EXERCISE TASK: State how many lines in these records contain the word "that", and nothing else.

Data excerpts:

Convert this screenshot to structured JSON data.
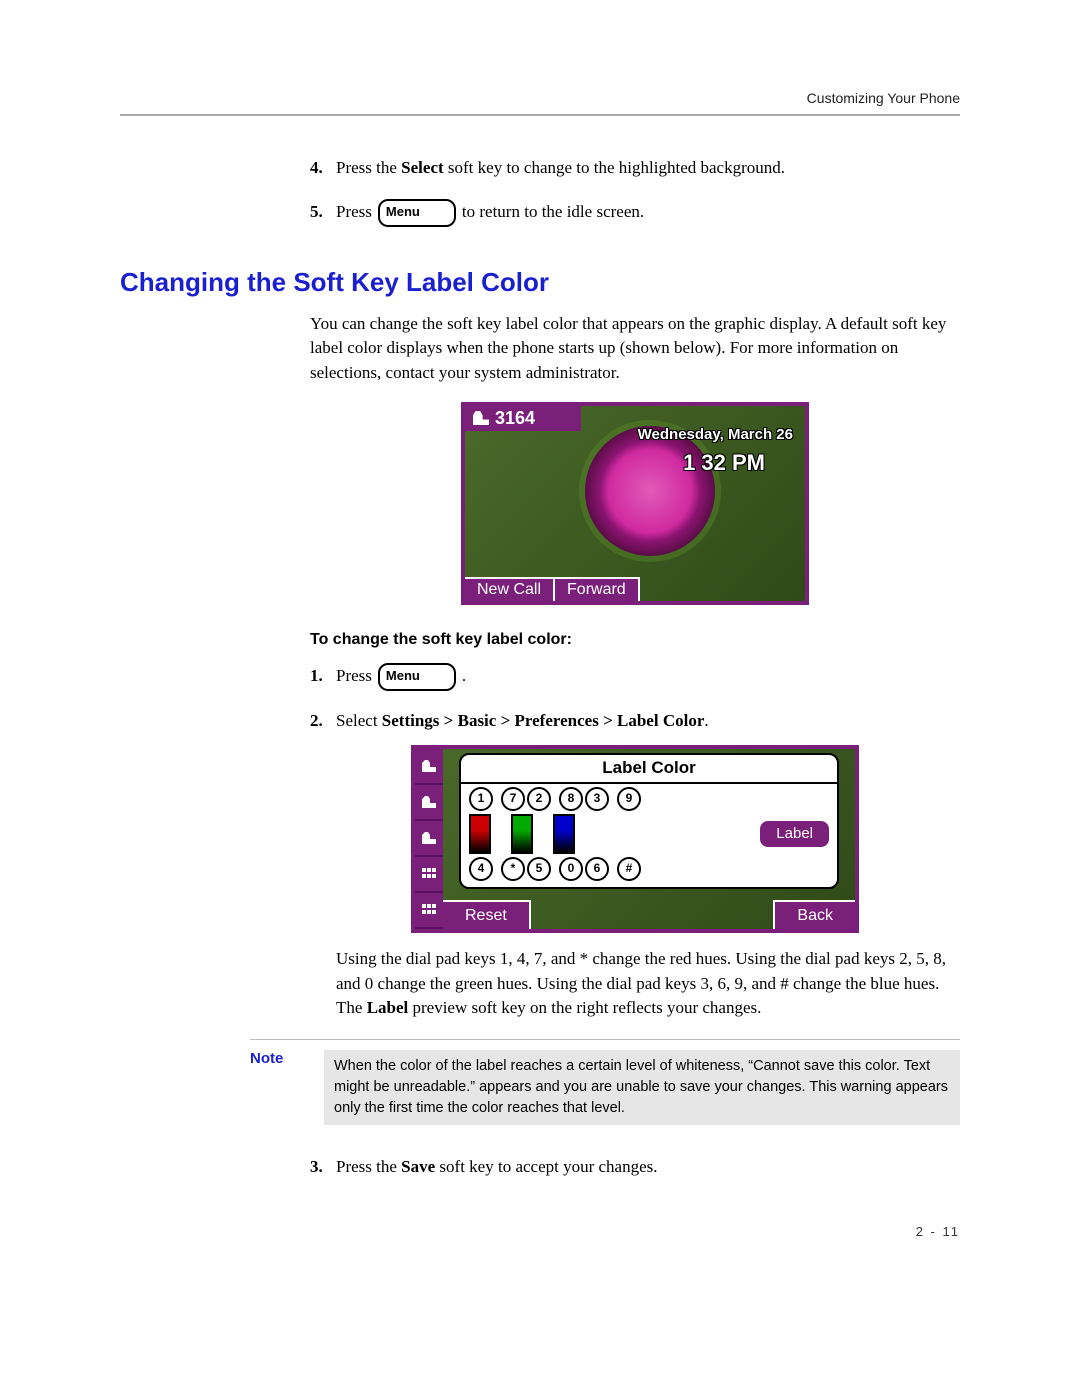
{
  "running_head": "Customizing Your Phone",
  "steps_a": {
    "4": {
      "pre": "Press the ",
      "bold": "Select",
      "post": " soft key to change to the highlighted background."
    },
    "5": {
      "pre": "Press ",
      "key": "Menu",
      "post": " to return to the idle screen."
    }
  },
  "section_title": "Changing the Soft Key Label Color",
  "intro": "You can change the soft key label color that appears on the graphic display. A default soft key label color displays when the phone starts up (shown below). For more information on selections, contact your system administrator.",
  "phone1": {
    "line": "3164",
    "date": "Wednesday, March 26",
    "time": "1 32 PM",
    "sk1": "New Call",
    "sk2": "Forward"
  },
  "subhead": "To change the soft key label color:",
  "steps_b": {
    "1": {
      "pre": "Press ",
      "key": "Menu",
      "post": " ."
    },
    "2": {
      "pre": "Select ",
      "bold": "Settings > Basic > Preferences > Label Color",
      "post": "."
    },
    "2_after": {
      "text": "Using the dial pad keys 1, 4, 7, and * change the red hues. Using the dial pad keys 2, 5, 8, and 0 change the green hues. Using the dial pad keys 3, 6, 9, and # change the blue hues. The ",
      "bold": "Label",
      "tail": " preview soft key on the right reflects your changes."
    },
    "3": {
      "pre": "Press the ",
      "bold": "Save",
      "post": " soft key to accept your changes."
    }
  },
  "phone2": {
    "title": "Label Color",
    "nums_row1": [
      "1",
      "7",
      "2",
      "8",
      "3",
      "9"
    ],
    "nums_row3": [
      "4",
      "*",
      "5",
      "0",
      "6",
      "#"
    ],
    "label_btn": "Label",
    "sk_left": "Reset",
    "sk_right": "Back"
  },
  "note": {
    "label": "Note",
    "text": "When the color of the label reaches a certain level of whiteness, “Cannot save this color. Text might be unreadable.” appears and you are unable to save your changes. This warning appears only the first time the color reaches that level."
  },
  "page_number": "2 - 11"
}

SOLUTION FOR THIS TASK: 2